> **Given task**
Check the listing below for lines with the word "JSON" and say how many there are, with nothing but the number.

> **Data excerpts**
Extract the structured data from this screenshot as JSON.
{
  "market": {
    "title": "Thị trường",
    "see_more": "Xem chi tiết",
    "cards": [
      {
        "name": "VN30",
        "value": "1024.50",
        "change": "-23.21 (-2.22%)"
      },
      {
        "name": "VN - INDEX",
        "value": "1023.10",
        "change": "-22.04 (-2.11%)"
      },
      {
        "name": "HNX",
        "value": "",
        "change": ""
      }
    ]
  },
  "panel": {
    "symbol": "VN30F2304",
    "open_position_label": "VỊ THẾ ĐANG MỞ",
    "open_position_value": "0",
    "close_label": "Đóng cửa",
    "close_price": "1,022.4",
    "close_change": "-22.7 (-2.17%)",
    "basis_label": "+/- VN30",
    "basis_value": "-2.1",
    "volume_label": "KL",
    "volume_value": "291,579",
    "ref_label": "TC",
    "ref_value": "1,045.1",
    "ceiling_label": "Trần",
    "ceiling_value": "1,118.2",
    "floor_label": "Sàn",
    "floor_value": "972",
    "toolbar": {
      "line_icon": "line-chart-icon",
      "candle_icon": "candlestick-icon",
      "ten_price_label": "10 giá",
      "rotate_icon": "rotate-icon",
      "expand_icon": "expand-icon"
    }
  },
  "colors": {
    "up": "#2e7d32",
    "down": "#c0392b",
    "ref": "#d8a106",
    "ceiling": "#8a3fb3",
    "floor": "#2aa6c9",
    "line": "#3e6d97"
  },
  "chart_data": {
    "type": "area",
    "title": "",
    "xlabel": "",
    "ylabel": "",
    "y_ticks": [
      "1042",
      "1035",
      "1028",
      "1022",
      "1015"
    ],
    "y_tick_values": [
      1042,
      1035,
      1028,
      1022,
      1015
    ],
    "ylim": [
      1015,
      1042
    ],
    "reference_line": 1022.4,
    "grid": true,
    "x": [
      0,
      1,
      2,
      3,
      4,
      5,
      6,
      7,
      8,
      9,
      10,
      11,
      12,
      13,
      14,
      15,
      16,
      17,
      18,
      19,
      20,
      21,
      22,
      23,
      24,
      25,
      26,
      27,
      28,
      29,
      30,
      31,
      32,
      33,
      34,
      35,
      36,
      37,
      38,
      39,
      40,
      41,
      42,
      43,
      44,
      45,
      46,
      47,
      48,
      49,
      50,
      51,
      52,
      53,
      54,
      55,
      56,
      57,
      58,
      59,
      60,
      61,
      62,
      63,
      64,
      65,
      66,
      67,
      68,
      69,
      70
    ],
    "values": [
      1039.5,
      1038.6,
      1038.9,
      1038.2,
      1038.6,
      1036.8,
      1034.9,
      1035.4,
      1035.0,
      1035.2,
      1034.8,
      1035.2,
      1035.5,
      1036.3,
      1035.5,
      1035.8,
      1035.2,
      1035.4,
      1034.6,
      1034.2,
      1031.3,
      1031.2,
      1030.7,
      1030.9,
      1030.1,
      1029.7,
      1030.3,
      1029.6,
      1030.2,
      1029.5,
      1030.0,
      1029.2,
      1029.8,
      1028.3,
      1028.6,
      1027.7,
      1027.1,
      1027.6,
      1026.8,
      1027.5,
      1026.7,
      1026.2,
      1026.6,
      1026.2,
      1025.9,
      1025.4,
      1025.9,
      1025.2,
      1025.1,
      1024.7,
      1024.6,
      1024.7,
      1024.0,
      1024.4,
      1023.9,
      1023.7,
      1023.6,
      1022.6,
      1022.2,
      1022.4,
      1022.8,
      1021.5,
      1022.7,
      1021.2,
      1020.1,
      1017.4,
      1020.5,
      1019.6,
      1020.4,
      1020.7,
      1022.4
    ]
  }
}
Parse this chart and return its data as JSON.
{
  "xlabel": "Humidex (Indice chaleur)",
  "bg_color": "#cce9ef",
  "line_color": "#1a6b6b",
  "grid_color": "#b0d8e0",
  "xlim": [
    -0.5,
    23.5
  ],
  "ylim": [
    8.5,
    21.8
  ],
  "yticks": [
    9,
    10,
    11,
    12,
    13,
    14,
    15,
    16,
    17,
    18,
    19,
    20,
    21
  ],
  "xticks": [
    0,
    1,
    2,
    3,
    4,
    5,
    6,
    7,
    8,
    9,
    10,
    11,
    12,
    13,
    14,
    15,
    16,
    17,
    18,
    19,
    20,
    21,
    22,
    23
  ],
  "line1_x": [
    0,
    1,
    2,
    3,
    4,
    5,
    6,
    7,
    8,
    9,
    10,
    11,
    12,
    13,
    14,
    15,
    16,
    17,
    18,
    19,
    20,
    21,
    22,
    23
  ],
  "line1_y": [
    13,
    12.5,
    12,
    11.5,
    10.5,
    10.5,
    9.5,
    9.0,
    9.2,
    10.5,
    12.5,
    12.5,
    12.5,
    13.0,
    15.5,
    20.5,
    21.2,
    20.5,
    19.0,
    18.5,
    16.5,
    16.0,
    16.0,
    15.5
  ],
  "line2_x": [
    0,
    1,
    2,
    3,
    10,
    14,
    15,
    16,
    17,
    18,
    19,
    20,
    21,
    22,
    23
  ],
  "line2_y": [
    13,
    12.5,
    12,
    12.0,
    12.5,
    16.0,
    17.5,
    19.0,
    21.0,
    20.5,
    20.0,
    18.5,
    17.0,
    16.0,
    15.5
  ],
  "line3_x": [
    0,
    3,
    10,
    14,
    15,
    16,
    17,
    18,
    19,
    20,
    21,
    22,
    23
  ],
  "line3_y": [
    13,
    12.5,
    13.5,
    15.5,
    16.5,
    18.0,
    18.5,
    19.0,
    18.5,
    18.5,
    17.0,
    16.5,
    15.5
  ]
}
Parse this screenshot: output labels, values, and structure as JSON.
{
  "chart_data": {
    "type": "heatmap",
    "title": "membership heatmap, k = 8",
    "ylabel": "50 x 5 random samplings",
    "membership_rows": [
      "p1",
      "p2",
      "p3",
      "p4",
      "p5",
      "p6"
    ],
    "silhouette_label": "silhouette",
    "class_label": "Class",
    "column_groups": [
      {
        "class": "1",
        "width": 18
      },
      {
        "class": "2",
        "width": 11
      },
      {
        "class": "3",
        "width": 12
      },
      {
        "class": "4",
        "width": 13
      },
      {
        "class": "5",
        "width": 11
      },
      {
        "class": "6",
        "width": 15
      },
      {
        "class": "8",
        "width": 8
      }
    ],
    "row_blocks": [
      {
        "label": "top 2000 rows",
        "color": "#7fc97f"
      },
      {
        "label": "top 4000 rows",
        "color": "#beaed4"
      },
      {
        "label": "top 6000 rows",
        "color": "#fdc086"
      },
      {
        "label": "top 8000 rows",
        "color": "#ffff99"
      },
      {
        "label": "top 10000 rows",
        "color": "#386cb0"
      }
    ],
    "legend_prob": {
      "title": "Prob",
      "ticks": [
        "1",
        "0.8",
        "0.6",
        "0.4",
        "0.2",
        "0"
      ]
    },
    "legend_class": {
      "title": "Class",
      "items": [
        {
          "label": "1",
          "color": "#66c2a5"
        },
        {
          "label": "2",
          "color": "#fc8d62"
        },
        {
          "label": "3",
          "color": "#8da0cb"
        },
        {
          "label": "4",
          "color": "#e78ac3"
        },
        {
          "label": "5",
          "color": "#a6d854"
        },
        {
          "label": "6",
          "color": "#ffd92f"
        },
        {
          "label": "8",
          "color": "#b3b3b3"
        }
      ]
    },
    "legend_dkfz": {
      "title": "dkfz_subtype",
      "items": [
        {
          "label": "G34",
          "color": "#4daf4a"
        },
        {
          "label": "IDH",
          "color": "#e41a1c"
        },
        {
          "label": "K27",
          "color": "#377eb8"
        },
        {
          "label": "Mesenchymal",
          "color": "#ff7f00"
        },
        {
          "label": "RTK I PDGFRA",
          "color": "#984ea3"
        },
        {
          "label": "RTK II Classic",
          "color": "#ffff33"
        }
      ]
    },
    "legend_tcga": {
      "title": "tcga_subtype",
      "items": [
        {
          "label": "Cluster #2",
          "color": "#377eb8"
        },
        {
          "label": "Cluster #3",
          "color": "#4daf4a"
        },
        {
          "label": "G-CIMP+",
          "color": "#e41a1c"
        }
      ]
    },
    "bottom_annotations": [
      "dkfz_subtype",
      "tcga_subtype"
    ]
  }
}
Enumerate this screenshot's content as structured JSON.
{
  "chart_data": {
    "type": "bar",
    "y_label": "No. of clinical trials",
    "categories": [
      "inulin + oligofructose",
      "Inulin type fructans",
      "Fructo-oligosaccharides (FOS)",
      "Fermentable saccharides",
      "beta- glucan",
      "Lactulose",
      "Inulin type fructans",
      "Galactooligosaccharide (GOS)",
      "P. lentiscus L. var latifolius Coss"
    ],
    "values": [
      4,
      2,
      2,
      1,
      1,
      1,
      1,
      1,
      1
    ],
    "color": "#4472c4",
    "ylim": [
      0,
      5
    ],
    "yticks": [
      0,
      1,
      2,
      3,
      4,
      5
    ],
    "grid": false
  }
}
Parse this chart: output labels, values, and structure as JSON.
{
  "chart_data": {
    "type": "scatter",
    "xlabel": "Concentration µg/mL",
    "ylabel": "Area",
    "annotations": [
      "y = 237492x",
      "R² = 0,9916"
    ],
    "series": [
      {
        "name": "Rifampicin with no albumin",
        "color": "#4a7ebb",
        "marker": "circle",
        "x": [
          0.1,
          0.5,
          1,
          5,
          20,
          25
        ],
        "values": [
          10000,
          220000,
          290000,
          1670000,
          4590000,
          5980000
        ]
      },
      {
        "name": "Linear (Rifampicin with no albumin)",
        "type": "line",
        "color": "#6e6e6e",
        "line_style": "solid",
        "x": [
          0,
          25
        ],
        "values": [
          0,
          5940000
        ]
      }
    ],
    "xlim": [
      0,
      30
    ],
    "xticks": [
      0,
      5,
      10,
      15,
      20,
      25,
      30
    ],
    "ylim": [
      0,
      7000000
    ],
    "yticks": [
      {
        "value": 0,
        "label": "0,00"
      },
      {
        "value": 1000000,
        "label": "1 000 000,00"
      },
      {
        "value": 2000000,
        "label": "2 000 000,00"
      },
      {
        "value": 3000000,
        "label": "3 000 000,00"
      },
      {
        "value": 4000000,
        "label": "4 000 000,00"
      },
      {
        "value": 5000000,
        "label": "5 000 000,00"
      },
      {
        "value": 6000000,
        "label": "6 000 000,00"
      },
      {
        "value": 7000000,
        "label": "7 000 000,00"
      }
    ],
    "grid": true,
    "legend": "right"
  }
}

> **Exercise result**
5